(Raw records)
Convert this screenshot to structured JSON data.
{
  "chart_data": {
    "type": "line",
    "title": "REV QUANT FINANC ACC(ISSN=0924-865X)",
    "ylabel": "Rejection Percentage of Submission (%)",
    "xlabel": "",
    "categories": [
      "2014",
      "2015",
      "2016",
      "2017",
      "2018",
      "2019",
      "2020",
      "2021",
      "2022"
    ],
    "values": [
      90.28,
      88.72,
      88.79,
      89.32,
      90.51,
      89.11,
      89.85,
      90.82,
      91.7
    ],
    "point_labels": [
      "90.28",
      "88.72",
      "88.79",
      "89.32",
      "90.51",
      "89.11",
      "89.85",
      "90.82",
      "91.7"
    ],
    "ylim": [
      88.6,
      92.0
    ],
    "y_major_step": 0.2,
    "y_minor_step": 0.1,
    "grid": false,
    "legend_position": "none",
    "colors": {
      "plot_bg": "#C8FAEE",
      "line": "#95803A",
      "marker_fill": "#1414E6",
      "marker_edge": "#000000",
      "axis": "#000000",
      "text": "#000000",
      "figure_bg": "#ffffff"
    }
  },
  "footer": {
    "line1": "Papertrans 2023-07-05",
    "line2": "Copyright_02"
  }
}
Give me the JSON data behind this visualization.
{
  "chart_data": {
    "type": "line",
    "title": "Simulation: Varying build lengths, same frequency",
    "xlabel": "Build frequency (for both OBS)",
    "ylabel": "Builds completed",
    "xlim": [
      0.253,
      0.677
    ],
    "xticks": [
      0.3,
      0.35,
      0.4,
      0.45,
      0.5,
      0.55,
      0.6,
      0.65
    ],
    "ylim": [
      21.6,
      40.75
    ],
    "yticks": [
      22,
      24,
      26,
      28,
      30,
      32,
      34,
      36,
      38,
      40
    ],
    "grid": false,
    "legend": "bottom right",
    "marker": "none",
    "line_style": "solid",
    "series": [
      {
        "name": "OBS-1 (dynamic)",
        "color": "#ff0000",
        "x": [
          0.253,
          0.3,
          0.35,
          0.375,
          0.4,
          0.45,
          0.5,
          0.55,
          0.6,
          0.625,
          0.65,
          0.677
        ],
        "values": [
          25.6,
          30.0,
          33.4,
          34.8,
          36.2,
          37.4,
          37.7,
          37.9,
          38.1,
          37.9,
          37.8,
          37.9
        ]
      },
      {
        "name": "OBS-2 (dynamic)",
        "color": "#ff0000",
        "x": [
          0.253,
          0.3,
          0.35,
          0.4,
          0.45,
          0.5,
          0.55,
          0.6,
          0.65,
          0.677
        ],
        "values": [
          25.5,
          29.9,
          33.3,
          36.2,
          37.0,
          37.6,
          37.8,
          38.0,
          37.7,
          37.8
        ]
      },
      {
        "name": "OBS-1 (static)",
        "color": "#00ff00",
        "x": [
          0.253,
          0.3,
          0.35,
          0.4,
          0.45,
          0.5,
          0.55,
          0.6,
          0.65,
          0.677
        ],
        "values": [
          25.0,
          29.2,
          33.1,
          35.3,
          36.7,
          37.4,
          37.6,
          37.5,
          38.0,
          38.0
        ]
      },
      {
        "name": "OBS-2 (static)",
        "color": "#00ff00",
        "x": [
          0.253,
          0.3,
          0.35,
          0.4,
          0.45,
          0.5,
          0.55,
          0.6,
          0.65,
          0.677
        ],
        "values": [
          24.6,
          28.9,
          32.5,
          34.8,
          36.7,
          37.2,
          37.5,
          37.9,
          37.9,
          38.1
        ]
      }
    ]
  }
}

What to work on:
Output the listing above exactly as it appears.

Exercise response:
Convert this screenshot to structured JSON data.
{
  "chart_data": {
    "type": "line",
    "title": "REV QUANT FINANC ACC(ISSN=0924-865X)",
    "ylabel": "Rejection Percentage of Submission (%)",
    "xlabel": "",
    "categories": [
      "2014",
      "2015",
      "2016",
      "2017",
      "2018",
      "2019",
      "2020",
      "2021",
      "2022"
    ],
    "values": [
      90.28,
      88.72,
      88.79,
      89.32,
      90.51,
      89.11,
      89.85,
      90.82,
      91.7
    ],
    "point_labels": [
      "90.28",
      "88.72",
      "88.79",
      "89.32",
      "90.51",
      "89.11",
      "89.85",
      "90.82",
      "91.7"
    ],
    "ylim": [
      88.6,
      92.0
    ],
    "y_major_step": 0.2,
    "y_minor_step": 0.1,
    "grid": false,
    "legend_position": "none",
    "colors": {
      "plot_bg": "#C8FAEE",
      "line": "#95803A",
      "marker_fill": "#1414E6",
      "marker_edge": "#000000",
      "axis": "#000000",
      "text": "#000000",
      "figure_bg": "#ffffff"
    }
  },
  "footer": {
    "line1": "Papertrans 2023-07-05",
    "line2": "Copyright_02"
  }
}
Give me the JSON data behind this visualization.
{
  "chart_data": {
    "type": "line",
    "title": "Simulation: Varying build lengths, same frequency",
    "xlabel": "Build frequency (for both OBS)",
    "ylabel": "Builds completed",
    "xlim": [
      0.253,
      0.677
    ],
    "xticks": [
      0.3,
      0.35,
      0.4,
      0.45,
      0.5,
      0.55,
      0.6,
      0.65
    ],
    "ylim": [
      21.6,
      40.75
    ],
    "yticks": [
      22,
      24,
      26,
      28,
      30,
      32,
      34,
      36,
      38,
      40
    ],
    "grid": false,
    "legend": "bottom right",
    "marker": "none",
    "line_style": "solid",
    "series": [
      {
        "name": "OBS-1 (dynamic)",
        "color": "#ff0000",
        "x": [
          0.253,
          0.3,
          0.35,
          0.375,
          0.4,
          0.45,
          0.5,
          0.55,
          0.6,
          0.625,
          0.65,
          0.677
        ],
        "values": [
          25.6,
          30.0,
          33.4,
          34.8,
          36.2,
          37.4,
          37.7,
          37.9,
          38.1,
          37.9,
          37.8,
          37.9
        ]
      },
      {
        "name": "OBS-2 (dynamic)",
        "color": "#ff0000",
        "x": [
          0.253,
          0.3,
          0.35,
          0.4,
          0.45,
          0.5,
          0.55,
          0.6,
          0.65,
          0.677
        ],
        "values": [
          25.5,
          29.9,
          33.3,
          36.2,
          37.0,
          37.6,
          37.8,
          38.0,
          37.7,
          37.8
        ]
      },
      {
        "name": "OBS-1 (static)",
        "color": "#00ff00",
        "x": [
          0.253,
          0.3,
          0.35,
          0.4,
          0.45,
          0.5,
          0.55,
          0.6,
          0.65,
          0.677
        ],
        "values": [
          25.0,
          29.2,
          33.1,
          35.3,
          36.7,
          37.4,
          37.6,
          37.5,
          38.0,
          38.0
        ]
      },
      {
        "name": "OBS-2 (static)",
        "color": "#00ff00",
        "x": [
          0.253,
          0.3,
          0.35,
          0.4,
          0.45,
          0.5,
          0.55,
          0.6,
          0.65,
          0.677
        ],
        "values": [
          24.6,
          28.9,
          32.5,
          34.8,
          36.7,
          37.2,
          37.5,
          37.9,
          37.9,
          38.1
        ]
      }
    ]
  }
}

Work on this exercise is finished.